Give only the number of lines in the data that contain the word "九年级数学".

Material for this task
'''

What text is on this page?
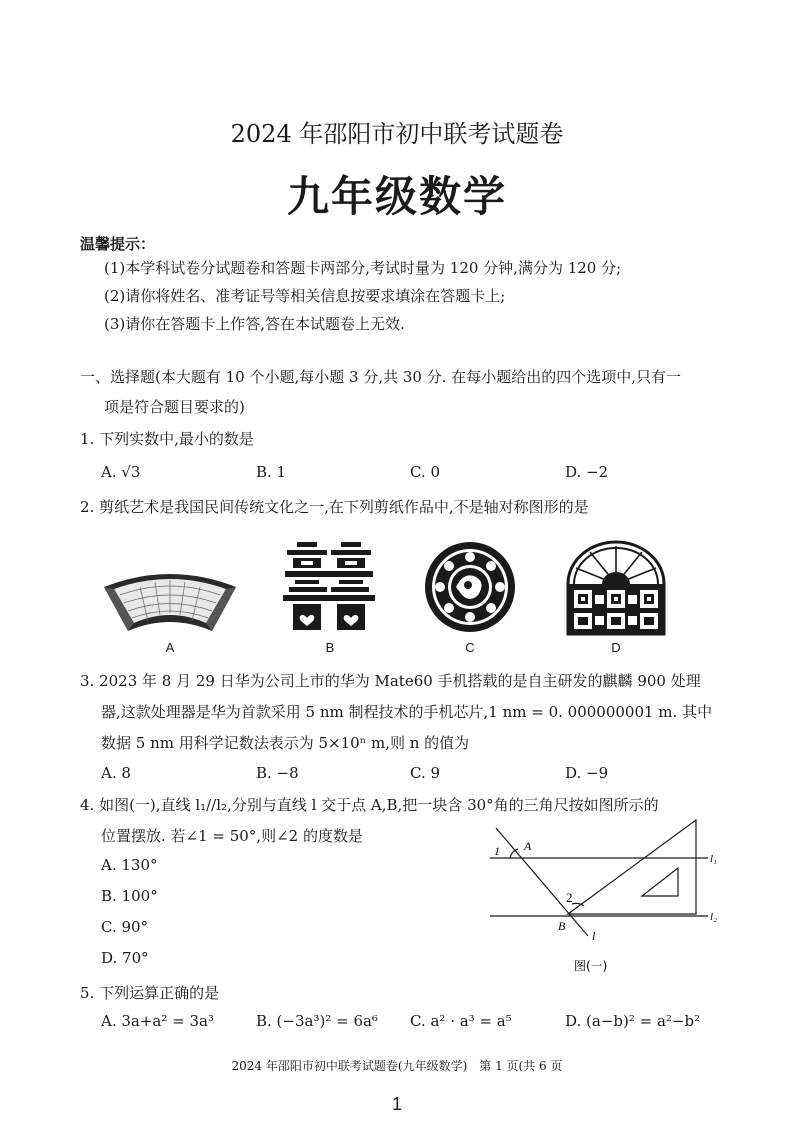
2024 年邵阳市初中联考试题卷
九年级数学
温馨提示：
(1)本学科试卷分试题卷和答题卡两部分,考试时量为 120 分钟,满分为 120 分;
(2)请你将姓名、准考证号等相关信息按要求填涂在答题卡上;
(3)请你在答题卡上作答,答在本试题卷上无效.
一、选择题(本大题有 10 个小题,每小题 3 分,共 30 分. 在每小题给出的四个选项中,只有一
项是符合题目要求的)
1. 下列实数中,最小的数是
A. √3	B. 1	C. 0	D. −2
2. 剪纸艺术是我国民间传统文化之一,在下列剪纸作品中,不是轴对称图形的是
A	B	C	D
3. 2023 年 8 月 29 日华为公司上市的华为 Mate60 手机搭载的是自主研发的麒麟 900 处理
器,这款处理器是华为首款采用 5 nm 制程技术的手机芯片,1 nm = 0. 000000001 m. 其中
数据 5 nm 用科学记数法表示为 5×10ⁿ m,则 n 的值为
A. 8	B. −8	C. 9	D. −9
4. 如图(一),直线 l₁//l₂,分别与直线 l 交于点 A,B,把一块含 30°角的三角尺按如图所示的
位置摆放. 若∠1 = 50°,则∠2 的度数是
A. 130°
B. 100°
C. 90°
D. 70°
1 A
2
B
l
l₁
l₂
图(一)
5. 下列运算正确的是
A. 3a+a² = 3a³	B. (−3a³)² = 6a⁶ C. a² · a³ = a⁵	D. (a−b)² = a²−b²
2024 年邵阳市初中联考试题卷(九年级数学)　第 1 页(共 6 页
1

'''

Answer for the task
2